━━━━━ Source records

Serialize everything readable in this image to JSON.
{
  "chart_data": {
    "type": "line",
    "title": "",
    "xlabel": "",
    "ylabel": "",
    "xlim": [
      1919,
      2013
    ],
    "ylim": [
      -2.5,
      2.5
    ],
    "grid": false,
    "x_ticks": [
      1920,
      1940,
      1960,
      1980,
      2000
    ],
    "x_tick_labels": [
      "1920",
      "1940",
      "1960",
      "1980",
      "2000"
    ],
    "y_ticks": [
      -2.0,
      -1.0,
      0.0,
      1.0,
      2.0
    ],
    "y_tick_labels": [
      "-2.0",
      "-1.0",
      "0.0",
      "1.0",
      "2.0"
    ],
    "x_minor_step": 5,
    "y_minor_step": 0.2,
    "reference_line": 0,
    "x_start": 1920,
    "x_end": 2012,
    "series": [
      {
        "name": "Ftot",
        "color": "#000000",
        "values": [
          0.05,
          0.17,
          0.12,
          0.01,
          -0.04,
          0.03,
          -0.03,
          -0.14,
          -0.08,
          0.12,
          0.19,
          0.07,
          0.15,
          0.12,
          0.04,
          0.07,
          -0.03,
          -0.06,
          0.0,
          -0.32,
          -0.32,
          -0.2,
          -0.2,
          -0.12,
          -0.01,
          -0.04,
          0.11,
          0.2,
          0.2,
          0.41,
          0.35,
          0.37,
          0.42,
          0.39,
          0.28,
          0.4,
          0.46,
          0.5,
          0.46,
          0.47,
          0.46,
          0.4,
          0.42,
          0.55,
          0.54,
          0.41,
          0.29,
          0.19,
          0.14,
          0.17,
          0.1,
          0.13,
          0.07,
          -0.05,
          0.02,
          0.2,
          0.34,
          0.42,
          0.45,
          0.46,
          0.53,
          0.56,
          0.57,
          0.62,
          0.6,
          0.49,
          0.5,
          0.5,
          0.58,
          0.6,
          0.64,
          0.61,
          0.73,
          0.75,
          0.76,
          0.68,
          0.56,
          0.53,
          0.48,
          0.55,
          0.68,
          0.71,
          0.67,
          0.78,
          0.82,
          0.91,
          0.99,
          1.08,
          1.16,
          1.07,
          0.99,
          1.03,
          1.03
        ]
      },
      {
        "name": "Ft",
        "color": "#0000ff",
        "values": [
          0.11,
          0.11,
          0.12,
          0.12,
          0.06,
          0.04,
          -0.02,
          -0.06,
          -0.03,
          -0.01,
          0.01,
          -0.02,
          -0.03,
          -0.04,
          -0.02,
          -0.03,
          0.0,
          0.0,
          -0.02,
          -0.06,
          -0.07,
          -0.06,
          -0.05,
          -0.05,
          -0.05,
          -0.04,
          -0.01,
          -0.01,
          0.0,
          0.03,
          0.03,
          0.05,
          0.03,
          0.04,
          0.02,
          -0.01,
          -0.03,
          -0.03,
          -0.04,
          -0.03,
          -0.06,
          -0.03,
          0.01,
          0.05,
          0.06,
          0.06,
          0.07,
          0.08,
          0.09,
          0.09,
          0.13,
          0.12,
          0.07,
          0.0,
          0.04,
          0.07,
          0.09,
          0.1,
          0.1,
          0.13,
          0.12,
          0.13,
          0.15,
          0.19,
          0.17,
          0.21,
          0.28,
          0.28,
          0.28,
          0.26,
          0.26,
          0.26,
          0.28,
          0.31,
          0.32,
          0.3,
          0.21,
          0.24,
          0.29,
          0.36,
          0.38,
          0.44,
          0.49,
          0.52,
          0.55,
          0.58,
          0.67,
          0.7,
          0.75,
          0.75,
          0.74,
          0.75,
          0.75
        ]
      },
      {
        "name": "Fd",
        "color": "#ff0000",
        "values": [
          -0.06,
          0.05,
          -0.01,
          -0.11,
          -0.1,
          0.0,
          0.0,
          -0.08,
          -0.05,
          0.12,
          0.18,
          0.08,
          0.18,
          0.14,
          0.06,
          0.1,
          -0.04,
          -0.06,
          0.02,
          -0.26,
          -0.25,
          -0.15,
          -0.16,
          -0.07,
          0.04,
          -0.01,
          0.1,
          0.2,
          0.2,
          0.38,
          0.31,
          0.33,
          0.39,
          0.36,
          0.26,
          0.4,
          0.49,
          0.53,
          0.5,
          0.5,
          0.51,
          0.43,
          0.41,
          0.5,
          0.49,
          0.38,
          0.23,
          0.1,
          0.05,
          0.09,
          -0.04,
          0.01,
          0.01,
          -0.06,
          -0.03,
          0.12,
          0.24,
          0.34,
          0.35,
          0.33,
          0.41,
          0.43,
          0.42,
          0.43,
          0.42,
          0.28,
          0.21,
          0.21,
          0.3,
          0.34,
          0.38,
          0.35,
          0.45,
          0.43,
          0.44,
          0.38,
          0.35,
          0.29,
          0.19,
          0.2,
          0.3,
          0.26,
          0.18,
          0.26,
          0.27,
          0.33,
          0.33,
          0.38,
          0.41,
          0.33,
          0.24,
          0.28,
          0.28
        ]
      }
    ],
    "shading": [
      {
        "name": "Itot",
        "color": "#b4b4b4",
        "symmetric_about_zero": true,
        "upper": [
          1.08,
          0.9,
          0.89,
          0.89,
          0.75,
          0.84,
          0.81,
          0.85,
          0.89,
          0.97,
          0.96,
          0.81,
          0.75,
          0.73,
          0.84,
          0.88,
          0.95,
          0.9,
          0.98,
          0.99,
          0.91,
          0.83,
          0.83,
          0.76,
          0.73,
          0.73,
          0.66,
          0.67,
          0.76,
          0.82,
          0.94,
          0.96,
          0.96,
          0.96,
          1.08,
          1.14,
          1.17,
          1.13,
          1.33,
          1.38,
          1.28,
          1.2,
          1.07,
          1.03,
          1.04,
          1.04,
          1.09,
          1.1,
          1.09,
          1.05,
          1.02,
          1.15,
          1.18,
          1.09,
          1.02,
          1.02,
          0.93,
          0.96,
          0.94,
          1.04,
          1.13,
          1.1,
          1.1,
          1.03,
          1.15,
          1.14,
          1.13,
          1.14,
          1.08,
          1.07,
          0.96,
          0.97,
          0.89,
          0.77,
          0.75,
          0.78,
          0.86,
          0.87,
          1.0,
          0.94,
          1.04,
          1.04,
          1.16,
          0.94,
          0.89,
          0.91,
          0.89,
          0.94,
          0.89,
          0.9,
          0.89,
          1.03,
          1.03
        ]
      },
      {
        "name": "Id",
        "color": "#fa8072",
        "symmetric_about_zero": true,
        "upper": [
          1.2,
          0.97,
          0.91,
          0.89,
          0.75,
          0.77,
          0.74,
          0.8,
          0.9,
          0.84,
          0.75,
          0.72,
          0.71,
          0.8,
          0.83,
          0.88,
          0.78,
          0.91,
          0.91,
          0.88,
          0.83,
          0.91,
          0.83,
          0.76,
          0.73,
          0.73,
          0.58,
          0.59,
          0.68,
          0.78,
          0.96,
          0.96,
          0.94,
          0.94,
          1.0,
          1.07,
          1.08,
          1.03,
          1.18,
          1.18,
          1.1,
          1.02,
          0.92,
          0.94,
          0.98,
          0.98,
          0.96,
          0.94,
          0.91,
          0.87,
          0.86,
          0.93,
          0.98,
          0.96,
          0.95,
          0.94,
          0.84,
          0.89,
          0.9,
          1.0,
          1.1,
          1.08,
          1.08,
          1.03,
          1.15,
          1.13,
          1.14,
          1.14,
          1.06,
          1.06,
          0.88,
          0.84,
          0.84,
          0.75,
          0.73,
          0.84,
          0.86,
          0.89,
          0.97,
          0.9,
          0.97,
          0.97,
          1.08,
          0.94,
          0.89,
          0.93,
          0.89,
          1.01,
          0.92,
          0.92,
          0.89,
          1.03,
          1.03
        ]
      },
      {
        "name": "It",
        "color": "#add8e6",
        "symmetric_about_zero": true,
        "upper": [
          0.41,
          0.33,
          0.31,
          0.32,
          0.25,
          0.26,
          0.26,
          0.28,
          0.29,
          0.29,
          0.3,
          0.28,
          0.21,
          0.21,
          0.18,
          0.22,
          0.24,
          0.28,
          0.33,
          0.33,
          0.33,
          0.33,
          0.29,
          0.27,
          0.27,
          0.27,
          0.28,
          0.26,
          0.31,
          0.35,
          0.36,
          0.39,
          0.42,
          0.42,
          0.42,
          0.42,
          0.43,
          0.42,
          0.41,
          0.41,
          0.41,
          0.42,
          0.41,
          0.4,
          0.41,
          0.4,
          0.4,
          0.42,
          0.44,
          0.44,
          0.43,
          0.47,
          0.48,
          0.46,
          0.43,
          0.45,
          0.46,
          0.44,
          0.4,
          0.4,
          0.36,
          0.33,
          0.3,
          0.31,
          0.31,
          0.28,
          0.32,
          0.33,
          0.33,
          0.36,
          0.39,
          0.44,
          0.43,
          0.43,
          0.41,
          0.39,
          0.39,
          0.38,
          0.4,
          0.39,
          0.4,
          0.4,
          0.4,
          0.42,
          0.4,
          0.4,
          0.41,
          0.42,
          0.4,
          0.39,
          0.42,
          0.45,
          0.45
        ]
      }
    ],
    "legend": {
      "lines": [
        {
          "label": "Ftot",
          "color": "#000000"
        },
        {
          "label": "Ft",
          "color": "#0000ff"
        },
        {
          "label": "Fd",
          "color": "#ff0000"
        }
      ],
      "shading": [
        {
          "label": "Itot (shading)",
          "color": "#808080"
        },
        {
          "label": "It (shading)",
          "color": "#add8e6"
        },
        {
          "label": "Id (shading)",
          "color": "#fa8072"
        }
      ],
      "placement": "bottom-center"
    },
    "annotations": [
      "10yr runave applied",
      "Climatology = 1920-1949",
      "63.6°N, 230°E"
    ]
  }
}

━━━━━━━━━━

→ Stated problem: Using the data above, copy each line that contains "name".

→ Exercise result:
        "name": "Ftot",
        "name": "Ft",
        "name": "Fd",
        "name": "Itot",
        "name": "Id",
        "name": "It",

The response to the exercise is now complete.